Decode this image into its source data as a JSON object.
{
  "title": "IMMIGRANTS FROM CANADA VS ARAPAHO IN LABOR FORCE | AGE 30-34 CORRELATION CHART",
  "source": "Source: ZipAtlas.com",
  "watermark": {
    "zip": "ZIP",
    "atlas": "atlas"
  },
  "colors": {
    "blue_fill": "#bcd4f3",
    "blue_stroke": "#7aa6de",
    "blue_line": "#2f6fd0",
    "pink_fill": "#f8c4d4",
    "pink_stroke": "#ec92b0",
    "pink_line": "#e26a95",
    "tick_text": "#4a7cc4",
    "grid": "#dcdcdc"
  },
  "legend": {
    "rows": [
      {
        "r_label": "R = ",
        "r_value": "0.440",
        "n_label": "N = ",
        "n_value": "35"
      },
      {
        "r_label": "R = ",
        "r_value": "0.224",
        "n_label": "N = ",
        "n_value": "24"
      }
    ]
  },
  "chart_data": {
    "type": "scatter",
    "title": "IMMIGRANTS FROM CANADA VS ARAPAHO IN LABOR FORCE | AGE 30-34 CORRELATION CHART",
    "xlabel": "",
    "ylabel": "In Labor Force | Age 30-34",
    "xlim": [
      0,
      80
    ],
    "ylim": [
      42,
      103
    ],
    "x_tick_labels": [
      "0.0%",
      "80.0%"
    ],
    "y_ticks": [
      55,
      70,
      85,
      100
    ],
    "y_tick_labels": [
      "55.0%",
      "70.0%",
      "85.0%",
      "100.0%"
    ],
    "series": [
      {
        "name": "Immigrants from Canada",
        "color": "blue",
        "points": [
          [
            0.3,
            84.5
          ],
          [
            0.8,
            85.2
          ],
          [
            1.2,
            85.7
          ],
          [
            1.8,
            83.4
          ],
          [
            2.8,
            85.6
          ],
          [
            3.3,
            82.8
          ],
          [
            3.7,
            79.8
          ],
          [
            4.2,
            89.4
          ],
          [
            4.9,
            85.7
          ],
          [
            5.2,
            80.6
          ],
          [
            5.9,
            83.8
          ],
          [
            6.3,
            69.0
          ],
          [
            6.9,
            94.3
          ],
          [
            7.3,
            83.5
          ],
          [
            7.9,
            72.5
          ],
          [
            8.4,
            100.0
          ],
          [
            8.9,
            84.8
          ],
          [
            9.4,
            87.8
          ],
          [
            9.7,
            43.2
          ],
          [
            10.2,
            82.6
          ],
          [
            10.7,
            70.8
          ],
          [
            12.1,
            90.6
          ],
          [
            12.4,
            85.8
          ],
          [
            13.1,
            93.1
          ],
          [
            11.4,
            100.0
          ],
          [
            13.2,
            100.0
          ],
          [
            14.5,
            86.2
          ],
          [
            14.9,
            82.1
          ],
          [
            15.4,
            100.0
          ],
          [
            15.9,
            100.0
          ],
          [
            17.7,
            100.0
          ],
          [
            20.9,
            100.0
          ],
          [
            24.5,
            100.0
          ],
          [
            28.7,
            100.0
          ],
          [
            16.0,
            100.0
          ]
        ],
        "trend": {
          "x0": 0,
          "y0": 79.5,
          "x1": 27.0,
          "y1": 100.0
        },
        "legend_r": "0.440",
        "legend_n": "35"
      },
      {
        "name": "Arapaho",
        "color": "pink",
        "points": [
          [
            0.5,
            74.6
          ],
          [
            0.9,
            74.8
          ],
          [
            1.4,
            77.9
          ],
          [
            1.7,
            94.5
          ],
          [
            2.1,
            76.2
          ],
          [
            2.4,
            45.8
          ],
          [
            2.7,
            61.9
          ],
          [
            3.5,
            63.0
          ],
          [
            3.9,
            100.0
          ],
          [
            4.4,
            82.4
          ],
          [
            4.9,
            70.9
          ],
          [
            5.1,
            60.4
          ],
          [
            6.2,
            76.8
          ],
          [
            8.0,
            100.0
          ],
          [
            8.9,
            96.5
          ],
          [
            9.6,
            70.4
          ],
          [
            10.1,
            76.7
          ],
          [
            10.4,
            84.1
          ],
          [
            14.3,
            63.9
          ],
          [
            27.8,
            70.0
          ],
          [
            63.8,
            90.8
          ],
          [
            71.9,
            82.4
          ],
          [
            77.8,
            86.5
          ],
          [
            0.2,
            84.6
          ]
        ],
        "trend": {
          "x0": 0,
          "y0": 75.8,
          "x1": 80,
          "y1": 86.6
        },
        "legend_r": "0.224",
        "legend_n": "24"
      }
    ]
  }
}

************

Show every line in the records above that contains the word "title".

  "title": "IMMIGRANTS FROM CANADA VS ARAPAHO IN LABOR FORCE | AGE 30-34 CORRELATION CHART",
    "title": "IMMIGRANTS FROM CANADA VS ARAPAHO IN LABOR FORCE | AGE 30-34 CORRELATION CHART",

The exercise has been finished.